> _Directions for this task_
In the material below, find every line with "videos" and pull it out.

Raw records:

--- BEGIN ---

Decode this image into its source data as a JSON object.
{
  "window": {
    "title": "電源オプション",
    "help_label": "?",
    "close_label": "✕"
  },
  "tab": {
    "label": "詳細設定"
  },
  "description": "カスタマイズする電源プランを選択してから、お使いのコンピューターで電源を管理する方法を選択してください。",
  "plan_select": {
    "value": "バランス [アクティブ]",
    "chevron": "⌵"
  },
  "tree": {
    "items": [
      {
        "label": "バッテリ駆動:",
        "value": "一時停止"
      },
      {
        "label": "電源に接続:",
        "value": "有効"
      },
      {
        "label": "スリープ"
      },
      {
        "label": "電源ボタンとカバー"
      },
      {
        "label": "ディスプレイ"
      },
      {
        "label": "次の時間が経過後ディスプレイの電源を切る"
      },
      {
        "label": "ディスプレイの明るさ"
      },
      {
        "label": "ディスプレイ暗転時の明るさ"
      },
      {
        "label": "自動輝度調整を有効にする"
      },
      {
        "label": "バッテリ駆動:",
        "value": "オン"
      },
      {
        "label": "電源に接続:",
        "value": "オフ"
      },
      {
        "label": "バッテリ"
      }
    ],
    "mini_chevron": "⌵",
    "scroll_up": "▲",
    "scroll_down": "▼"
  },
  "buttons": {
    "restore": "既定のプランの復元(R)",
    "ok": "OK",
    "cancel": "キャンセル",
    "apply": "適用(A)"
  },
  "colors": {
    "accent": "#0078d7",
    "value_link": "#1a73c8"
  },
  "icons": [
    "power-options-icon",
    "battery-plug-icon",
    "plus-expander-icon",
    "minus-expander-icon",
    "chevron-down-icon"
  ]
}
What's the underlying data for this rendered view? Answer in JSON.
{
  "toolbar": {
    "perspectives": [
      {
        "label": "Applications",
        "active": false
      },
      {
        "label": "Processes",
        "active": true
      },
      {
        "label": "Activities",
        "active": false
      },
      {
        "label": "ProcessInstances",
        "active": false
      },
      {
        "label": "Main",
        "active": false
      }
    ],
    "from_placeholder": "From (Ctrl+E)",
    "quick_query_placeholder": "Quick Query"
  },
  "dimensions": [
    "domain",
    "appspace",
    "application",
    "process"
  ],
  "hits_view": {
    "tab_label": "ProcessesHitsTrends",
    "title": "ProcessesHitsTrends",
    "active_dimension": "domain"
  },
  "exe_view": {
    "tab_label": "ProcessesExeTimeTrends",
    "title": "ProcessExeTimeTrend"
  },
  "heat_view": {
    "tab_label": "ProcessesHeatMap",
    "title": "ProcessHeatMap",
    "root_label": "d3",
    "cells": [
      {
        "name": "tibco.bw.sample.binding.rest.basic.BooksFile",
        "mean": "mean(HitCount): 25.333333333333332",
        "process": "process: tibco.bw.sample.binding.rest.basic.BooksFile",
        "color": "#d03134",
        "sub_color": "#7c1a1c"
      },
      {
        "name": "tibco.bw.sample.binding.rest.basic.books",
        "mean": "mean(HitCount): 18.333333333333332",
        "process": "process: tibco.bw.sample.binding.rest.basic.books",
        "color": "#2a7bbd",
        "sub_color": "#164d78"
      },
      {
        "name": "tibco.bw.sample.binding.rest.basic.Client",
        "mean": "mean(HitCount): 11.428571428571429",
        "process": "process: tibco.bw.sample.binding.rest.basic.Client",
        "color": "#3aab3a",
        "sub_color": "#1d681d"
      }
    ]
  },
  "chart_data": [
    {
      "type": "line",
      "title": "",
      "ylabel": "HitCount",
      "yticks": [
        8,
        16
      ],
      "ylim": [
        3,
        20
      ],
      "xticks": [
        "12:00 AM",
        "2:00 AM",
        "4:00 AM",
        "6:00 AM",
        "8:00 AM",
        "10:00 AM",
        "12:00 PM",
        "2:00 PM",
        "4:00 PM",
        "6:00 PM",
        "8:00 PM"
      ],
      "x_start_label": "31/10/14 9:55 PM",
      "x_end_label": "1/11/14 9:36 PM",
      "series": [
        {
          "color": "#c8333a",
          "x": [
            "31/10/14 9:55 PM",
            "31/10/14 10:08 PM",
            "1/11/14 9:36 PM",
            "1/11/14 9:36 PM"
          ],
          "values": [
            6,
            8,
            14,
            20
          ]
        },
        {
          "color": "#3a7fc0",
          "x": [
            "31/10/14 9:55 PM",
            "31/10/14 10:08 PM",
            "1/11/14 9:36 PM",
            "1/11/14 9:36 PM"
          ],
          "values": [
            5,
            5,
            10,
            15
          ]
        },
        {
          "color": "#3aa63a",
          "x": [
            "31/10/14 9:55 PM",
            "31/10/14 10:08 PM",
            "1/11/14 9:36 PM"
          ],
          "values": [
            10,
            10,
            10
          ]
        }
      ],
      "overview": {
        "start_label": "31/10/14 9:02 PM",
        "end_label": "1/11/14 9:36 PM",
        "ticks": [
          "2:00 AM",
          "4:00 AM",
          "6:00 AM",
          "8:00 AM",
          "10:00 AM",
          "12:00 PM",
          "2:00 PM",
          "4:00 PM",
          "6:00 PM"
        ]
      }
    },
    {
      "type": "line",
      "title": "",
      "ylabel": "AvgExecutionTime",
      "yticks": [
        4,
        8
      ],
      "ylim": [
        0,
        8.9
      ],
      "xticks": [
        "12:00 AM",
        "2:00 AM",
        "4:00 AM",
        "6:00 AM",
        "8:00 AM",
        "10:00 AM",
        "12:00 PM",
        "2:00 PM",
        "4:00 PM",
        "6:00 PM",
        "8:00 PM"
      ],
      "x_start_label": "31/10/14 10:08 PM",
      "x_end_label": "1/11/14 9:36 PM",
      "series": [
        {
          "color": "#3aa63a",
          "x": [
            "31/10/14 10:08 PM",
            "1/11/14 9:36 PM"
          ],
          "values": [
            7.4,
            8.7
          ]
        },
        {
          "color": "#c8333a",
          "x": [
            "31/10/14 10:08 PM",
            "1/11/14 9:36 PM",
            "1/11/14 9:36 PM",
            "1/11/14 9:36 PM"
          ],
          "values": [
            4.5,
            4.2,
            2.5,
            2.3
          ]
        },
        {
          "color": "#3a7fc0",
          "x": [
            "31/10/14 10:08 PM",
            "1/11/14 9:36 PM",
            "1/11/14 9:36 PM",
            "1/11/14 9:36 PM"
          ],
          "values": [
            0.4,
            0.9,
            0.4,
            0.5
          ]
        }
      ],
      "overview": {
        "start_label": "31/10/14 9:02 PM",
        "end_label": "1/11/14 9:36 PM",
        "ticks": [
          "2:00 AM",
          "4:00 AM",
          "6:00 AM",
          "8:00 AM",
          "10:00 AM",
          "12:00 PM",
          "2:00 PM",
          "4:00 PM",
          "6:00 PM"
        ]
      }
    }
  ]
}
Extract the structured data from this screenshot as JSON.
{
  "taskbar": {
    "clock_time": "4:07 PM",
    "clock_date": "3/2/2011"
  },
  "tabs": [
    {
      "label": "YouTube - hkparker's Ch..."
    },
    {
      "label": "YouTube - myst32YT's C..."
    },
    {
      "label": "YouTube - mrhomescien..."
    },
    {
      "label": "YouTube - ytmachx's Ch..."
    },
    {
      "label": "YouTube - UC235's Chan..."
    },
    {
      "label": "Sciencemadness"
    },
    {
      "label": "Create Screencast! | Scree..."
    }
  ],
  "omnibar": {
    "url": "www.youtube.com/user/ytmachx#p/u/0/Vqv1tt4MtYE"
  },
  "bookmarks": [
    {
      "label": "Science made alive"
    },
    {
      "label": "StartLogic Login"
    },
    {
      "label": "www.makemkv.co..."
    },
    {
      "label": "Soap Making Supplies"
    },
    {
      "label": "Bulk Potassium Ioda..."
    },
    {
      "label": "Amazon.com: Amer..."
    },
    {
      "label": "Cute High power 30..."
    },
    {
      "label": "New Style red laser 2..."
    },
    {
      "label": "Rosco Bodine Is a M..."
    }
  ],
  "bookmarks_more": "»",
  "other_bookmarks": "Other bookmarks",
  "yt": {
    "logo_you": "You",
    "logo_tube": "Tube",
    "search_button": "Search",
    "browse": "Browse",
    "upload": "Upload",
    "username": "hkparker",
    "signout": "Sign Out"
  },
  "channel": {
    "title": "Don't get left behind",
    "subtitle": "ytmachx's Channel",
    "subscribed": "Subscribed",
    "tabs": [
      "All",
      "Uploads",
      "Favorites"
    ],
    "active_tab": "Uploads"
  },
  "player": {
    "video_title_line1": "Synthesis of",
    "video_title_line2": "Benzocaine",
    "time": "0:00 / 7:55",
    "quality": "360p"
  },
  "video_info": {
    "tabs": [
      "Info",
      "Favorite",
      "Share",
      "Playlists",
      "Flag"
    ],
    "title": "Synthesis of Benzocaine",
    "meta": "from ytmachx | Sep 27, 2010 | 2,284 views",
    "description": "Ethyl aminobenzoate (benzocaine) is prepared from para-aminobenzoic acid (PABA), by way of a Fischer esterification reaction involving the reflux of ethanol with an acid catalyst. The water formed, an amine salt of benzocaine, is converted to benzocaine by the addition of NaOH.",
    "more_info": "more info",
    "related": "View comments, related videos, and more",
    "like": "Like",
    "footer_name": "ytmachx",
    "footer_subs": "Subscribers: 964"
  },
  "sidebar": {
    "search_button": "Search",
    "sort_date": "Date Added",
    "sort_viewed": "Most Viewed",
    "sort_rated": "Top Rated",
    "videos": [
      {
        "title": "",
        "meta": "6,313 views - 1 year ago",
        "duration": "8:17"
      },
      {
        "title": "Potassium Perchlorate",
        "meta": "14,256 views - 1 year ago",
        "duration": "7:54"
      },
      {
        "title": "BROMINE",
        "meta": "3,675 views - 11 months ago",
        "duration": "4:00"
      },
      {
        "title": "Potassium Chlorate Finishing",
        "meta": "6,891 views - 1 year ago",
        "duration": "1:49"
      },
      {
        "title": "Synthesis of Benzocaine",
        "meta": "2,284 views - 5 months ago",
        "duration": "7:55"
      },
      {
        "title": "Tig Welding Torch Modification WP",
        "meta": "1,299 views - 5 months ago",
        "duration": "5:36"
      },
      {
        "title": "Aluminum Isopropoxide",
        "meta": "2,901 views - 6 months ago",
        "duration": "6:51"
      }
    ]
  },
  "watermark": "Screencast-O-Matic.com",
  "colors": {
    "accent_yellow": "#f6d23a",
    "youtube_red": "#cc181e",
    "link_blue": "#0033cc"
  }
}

--- END ---

> _Completed task_
    "related": "View comments, related videos, and more",
    "videos": [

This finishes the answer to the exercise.